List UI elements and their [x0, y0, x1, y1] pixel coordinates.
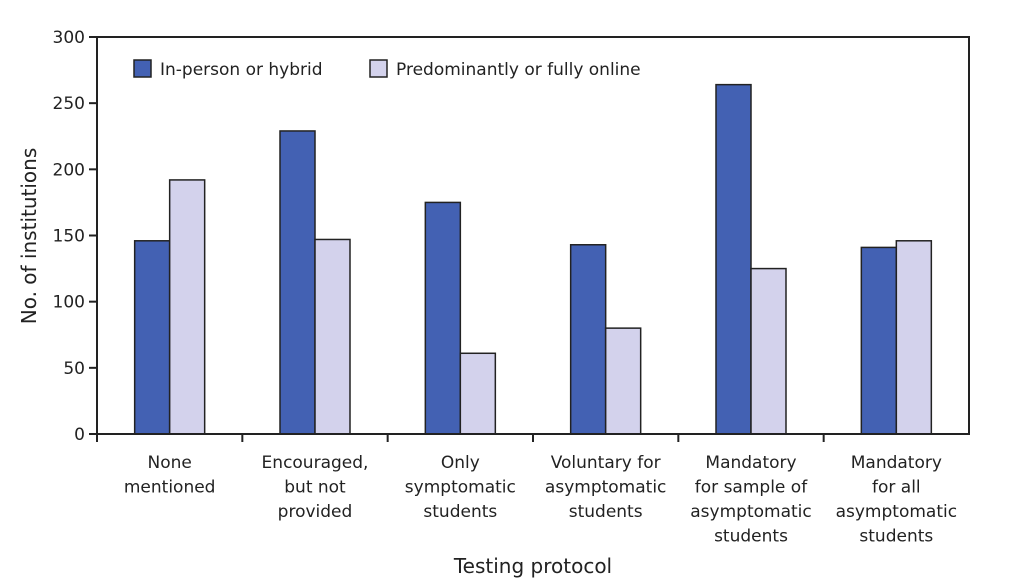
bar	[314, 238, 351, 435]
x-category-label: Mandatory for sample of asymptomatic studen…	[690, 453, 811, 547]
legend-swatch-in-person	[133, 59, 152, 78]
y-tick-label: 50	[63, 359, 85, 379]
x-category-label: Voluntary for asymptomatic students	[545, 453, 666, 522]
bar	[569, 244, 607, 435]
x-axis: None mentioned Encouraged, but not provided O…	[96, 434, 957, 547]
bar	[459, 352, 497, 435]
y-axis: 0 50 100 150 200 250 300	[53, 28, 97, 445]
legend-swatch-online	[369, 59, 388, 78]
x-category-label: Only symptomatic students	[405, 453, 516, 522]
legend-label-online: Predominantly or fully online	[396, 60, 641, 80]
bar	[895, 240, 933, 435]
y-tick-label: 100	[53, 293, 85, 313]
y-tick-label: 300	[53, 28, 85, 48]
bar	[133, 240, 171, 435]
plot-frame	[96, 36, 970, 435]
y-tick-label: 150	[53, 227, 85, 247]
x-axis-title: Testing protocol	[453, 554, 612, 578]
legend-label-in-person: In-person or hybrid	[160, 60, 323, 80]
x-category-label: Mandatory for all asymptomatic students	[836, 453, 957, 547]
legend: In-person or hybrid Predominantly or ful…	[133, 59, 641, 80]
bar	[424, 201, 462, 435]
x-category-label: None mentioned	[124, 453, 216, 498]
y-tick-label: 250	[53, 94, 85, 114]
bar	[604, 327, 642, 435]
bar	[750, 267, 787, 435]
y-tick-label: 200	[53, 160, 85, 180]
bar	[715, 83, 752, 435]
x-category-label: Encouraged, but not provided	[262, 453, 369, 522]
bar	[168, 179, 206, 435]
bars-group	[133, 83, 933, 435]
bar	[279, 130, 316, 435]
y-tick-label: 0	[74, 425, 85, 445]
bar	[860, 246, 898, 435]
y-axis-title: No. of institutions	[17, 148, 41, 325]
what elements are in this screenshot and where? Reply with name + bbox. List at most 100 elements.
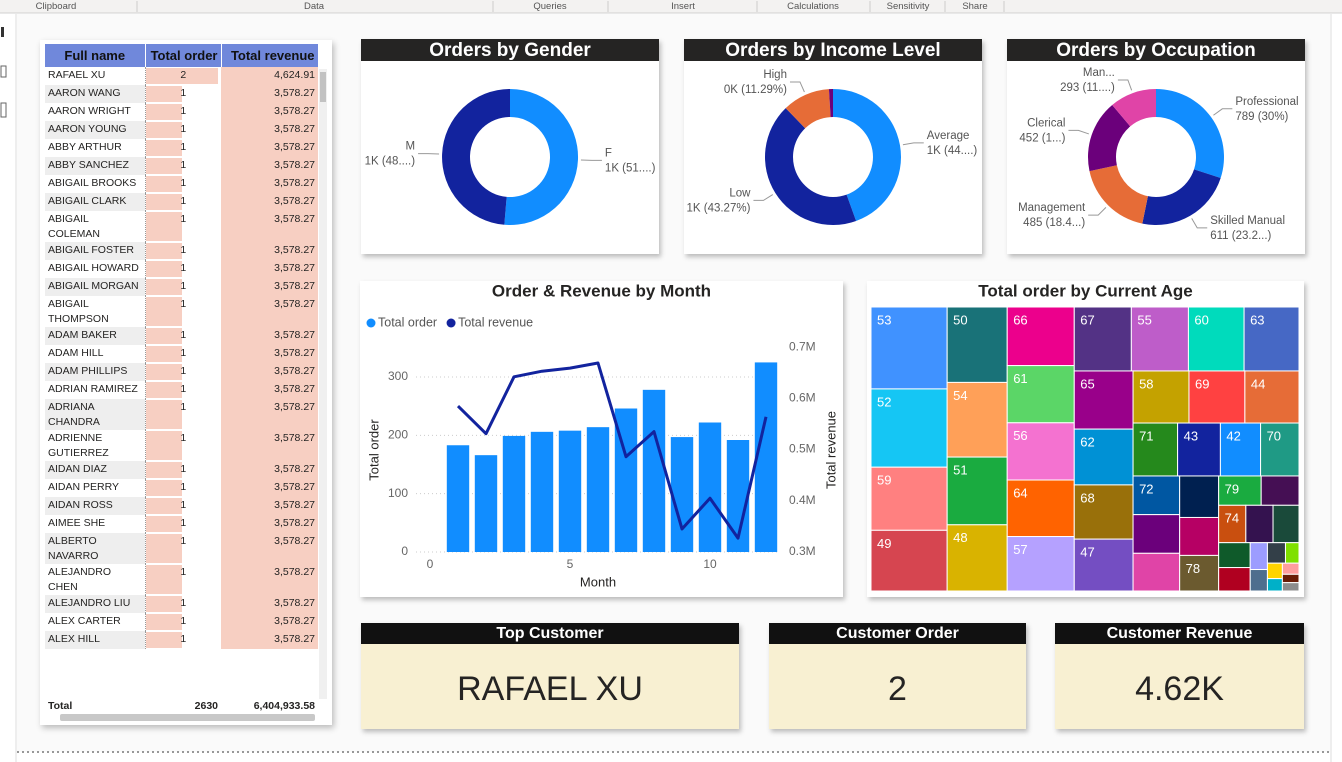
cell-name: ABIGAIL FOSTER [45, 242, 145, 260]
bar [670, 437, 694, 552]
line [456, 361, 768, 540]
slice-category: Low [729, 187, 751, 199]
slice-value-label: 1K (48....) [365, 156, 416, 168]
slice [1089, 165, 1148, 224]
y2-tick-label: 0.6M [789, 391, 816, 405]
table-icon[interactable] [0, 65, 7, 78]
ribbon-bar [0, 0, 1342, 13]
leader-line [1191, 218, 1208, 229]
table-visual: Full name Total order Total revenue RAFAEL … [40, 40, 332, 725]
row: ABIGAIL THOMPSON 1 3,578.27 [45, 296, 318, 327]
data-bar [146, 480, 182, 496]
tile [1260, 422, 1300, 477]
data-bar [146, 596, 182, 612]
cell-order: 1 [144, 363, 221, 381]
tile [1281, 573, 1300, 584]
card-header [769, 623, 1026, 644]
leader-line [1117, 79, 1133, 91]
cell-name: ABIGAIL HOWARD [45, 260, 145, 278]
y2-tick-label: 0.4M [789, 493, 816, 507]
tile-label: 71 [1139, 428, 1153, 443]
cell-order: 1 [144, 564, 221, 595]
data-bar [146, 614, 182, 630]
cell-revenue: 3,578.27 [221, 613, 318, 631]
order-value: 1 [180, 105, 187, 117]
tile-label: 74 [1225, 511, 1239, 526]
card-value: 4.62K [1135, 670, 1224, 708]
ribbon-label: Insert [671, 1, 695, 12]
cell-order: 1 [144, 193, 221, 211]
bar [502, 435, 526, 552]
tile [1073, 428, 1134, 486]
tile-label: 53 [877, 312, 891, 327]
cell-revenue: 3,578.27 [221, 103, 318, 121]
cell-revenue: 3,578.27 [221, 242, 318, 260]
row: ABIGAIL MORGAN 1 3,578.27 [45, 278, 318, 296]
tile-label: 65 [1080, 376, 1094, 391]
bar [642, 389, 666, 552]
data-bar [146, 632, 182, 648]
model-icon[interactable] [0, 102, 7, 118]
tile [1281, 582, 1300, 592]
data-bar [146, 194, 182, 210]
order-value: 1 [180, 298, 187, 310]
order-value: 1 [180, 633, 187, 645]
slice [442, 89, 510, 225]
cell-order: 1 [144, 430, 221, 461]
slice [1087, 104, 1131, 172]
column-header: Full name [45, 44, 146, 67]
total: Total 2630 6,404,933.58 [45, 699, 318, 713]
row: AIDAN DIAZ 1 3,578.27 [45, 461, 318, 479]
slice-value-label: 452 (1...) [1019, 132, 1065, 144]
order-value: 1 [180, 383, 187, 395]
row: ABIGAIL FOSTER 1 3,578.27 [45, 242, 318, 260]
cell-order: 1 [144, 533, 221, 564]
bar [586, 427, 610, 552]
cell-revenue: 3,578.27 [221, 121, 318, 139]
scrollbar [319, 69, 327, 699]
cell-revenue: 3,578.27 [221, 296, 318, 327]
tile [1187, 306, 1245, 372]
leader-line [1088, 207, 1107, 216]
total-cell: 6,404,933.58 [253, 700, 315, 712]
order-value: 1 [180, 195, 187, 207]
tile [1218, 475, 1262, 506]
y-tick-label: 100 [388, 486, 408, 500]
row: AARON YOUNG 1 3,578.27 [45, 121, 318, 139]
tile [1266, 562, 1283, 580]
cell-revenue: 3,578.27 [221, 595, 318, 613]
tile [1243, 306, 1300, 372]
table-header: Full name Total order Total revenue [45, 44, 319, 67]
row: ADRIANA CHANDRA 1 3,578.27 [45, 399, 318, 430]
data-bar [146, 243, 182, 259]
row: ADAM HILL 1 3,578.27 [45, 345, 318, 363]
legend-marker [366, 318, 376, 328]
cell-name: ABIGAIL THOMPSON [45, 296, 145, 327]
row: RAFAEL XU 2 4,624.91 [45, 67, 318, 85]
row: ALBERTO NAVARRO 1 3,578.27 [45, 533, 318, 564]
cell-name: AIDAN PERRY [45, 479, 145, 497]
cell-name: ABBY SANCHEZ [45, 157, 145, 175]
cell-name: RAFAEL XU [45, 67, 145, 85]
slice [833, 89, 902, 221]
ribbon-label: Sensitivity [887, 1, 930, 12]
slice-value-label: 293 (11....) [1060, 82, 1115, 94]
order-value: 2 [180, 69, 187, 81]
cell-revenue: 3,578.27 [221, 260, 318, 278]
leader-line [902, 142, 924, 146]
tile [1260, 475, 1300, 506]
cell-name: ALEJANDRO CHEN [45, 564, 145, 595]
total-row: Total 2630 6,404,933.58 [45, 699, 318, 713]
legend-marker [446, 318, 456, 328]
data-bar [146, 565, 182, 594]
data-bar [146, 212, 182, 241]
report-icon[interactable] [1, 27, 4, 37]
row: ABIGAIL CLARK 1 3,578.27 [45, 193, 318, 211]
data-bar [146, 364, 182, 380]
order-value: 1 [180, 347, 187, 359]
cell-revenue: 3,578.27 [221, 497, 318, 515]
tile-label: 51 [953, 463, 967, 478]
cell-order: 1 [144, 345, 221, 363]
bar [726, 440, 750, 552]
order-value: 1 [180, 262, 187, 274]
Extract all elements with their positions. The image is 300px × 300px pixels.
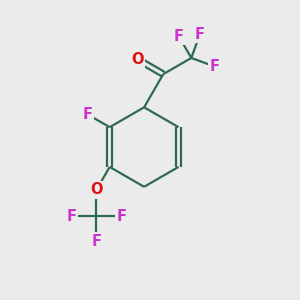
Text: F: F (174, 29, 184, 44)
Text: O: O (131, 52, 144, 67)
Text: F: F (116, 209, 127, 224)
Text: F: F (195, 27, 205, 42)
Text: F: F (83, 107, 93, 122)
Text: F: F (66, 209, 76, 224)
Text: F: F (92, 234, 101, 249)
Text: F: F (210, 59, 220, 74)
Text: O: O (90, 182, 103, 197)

——

WHAT TO PRODUCE: Please count the lines in the entries above that contain the string "provided", and reply with the number alone.

FINAL ANSWER: 2